> Stated task
Pick out every line holding the string "from" and copy it.

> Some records
****

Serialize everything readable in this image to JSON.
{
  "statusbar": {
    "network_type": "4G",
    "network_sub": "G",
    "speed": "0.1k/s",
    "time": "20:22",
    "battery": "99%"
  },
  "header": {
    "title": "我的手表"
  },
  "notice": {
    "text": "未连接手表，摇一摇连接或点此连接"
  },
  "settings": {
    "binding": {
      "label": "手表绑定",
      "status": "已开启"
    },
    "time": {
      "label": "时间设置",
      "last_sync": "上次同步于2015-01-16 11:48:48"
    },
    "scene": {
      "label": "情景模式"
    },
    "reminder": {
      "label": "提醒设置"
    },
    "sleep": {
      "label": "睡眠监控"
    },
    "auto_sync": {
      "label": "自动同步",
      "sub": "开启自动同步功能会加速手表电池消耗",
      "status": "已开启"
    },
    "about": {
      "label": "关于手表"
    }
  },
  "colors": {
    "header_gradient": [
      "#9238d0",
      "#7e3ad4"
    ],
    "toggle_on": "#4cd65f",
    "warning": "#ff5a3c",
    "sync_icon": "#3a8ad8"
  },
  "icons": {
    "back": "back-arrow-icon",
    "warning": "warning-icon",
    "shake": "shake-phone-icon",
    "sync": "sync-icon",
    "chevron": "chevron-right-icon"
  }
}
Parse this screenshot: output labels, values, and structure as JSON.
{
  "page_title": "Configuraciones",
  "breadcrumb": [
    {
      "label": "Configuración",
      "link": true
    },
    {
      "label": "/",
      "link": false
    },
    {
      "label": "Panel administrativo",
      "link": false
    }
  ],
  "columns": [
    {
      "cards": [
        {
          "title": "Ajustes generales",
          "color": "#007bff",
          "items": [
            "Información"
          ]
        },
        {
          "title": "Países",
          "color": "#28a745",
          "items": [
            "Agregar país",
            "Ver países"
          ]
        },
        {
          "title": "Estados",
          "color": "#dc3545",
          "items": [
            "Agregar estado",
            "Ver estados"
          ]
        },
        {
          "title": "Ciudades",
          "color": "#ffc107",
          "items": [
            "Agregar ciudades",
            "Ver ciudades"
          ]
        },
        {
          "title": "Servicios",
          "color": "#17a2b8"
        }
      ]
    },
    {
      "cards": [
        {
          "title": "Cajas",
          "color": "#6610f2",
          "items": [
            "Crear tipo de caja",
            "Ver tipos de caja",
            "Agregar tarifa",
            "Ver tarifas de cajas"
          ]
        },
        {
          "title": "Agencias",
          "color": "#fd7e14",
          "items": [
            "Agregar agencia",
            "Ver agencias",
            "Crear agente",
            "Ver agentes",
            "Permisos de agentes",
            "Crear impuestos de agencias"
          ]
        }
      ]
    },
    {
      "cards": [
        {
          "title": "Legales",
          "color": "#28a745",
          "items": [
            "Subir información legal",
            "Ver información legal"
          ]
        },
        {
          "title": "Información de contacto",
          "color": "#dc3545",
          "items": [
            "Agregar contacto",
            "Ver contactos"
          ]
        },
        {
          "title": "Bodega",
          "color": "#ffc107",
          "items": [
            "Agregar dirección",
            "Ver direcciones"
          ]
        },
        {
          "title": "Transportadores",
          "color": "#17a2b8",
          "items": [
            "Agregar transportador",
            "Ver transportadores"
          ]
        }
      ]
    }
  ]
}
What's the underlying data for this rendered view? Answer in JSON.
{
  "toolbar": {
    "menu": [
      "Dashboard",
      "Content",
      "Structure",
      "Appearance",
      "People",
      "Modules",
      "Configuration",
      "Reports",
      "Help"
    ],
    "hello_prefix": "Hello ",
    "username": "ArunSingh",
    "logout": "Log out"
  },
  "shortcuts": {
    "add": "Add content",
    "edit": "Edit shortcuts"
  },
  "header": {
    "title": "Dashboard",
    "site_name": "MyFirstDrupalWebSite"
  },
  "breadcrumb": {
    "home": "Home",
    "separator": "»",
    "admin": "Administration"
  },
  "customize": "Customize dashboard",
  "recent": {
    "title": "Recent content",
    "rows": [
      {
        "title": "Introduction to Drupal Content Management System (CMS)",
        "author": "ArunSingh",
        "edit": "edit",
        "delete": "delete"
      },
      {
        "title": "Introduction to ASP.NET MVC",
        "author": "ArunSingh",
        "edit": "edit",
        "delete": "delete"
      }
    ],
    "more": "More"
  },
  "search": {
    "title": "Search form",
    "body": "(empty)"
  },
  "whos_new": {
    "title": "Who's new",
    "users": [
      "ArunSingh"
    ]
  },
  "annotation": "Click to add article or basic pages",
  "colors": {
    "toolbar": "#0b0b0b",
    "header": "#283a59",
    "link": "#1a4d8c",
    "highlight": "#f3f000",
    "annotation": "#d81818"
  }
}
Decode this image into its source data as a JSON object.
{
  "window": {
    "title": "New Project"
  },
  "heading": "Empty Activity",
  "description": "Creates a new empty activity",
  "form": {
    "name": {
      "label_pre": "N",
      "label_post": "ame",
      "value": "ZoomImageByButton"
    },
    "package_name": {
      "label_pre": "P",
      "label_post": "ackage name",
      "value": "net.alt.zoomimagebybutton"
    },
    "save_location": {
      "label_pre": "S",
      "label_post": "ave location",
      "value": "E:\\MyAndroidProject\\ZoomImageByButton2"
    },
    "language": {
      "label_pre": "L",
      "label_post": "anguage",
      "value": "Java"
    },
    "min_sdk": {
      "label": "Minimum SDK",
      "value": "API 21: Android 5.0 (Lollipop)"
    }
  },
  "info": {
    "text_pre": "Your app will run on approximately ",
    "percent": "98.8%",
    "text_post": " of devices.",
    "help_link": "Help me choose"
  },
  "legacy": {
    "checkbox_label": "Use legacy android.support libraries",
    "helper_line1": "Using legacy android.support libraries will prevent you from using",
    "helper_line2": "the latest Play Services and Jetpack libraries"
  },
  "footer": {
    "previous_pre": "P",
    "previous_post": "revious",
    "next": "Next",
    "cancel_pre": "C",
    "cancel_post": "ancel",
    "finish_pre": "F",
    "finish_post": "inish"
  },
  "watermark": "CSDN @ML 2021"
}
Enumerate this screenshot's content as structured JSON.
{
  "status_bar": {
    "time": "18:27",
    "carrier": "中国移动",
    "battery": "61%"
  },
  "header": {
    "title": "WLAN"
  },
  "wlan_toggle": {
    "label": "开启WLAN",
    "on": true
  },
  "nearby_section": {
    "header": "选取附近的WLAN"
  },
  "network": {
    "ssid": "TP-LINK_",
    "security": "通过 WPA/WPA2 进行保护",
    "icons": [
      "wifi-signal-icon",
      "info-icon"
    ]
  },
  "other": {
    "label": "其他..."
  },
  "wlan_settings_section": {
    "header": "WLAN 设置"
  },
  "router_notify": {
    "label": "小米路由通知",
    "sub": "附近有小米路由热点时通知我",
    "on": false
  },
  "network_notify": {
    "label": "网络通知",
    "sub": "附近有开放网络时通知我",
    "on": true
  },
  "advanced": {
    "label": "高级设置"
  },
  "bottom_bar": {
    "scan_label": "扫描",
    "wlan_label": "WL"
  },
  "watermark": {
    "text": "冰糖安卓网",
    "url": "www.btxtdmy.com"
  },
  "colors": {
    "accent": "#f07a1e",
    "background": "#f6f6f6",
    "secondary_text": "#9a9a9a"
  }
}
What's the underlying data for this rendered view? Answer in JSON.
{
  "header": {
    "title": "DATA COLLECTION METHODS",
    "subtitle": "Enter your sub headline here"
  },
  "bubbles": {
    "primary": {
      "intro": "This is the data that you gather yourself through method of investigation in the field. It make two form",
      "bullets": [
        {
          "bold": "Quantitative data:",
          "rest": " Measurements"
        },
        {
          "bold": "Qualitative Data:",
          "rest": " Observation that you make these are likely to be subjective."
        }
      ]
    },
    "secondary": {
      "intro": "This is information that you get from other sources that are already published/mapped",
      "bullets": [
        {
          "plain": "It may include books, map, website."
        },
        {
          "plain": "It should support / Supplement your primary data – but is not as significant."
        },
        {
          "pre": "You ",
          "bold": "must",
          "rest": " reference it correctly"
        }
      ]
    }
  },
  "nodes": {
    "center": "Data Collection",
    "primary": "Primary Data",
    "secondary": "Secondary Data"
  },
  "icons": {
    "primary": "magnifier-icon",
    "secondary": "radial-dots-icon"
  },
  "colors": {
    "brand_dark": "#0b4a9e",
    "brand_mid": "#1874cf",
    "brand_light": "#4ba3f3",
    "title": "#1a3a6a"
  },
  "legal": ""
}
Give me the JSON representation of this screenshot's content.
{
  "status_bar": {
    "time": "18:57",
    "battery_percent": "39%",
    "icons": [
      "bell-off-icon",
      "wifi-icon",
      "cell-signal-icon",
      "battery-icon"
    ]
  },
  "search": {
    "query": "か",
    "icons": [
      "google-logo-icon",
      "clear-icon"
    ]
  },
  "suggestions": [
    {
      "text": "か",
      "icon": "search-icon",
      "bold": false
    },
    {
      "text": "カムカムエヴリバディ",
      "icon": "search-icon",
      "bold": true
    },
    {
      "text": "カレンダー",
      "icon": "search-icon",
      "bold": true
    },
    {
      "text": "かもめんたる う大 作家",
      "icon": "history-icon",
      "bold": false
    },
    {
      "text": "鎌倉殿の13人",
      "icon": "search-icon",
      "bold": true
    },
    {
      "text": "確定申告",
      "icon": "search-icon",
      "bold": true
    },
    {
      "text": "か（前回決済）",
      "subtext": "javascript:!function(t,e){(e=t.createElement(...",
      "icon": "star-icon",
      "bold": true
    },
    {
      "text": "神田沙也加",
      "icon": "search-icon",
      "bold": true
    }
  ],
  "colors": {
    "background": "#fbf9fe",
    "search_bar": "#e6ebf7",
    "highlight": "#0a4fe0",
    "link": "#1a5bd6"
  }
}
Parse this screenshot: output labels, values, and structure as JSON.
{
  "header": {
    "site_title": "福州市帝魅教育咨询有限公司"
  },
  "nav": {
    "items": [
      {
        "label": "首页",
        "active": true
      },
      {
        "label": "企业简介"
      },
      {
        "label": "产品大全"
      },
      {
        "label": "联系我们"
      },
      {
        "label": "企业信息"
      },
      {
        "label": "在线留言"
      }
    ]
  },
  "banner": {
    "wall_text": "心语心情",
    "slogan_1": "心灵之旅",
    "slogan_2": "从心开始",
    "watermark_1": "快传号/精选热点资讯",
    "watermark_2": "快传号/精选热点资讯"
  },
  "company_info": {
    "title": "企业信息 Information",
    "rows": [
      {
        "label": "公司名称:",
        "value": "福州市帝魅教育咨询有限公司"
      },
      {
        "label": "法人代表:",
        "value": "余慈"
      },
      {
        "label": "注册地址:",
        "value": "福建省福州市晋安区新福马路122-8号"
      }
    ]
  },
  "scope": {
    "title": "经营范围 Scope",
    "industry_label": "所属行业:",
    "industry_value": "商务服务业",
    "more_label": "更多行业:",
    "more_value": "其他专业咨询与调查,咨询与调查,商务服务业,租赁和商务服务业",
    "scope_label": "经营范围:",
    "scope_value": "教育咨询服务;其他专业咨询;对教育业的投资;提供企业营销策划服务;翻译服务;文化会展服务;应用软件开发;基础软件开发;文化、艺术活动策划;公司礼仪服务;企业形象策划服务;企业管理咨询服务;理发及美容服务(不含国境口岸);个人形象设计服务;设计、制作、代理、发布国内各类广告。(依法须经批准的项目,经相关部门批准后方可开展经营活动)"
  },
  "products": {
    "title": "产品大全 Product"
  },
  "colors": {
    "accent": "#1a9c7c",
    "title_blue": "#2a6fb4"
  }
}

****

> Response
    "helper_line1": "Using legacy android.support libraries will prevent you from using",
      "intro": "This is information that you get from other sources that are already published/mapped",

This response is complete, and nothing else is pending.